Check each line of the entries below for the string "JSON"; copy every line where it appears.
•••••
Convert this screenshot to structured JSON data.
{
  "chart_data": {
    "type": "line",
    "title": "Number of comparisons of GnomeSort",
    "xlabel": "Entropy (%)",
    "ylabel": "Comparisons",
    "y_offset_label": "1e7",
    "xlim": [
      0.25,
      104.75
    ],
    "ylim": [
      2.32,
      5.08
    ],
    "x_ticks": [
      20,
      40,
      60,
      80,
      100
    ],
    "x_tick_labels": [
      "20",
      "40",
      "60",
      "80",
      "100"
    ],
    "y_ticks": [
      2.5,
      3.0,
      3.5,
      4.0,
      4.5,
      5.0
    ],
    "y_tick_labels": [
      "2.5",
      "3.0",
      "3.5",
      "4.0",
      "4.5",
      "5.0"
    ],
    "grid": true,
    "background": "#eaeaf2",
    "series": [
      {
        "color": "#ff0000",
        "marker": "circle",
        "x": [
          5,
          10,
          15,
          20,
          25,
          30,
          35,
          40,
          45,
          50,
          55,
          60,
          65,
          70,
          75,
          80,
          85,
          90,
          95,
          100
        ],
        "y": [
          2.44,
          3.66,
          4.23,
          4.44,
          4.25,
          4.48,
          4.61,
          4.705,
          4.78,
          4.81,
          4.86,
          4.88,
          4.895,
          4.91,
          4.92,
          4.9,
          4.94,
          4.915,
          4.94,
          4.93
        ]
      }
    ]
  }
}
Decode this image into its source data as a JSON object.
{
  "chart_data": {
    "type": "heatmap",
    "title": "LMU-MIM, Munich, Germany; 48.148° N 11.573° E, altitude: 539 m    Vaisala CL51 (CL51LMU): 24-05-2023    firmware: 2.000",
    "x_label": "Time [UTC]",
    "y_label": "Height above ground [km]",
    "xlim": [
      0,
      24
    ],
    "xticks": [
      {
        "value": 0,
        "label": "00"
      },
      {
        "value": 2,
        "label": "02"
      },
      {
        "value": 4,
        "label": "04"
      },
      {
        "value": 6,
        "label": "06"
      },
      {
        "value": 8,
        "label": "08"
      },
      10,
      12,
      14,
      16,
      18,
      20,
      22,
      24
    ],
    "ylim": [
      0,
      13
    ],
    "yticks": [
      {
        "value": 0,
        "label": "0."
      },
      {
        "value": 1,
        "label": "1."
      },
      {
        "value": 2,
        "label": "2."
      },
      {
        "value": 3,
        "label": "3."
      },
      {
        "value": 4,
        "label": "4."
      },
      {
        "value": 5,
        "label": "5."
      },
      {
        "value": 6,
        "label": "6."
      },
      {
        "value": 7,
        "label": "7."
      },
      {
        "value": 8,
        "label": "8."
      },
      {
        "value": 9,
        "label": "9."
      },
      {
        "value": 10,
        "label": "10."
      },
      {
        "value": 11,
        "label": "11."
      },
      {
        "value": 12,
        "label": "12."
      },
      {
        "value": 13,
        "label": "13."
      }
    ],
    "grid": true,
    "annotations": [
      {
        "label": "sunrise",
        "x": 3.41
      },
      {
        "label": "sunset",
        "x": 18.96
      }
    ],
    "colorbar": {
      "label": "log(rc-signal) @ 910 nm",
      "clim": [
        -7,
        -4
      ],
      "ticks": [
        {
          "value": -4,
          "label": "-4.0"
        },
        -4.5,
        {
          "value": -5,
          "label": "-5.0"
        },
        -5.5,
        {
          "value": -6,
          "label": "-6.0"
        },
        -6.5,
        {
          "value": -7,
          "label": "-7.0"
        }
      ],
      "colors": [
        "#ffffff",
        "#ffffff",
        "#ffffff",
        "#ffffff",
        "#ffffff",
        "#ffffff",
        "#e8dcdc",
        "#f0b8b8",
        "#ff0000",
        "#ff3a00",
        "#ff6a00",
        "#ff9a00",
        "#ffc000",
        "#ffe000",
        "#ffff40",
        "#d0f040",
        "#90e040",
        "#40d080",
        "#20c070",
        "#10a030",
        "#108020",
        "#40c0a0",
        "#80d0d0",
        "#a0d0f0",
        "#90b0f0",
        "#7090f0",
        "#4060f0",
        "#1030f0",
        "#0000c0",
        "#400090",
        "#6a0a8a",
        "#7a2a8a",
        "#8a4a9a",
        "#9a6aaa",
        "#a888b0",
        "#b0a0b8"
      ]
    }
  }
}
•••••
* **WRITTEN SOLUTION**:
Convert this screenshot to structured JSON data.
Decode this image into its source data as a JSON object.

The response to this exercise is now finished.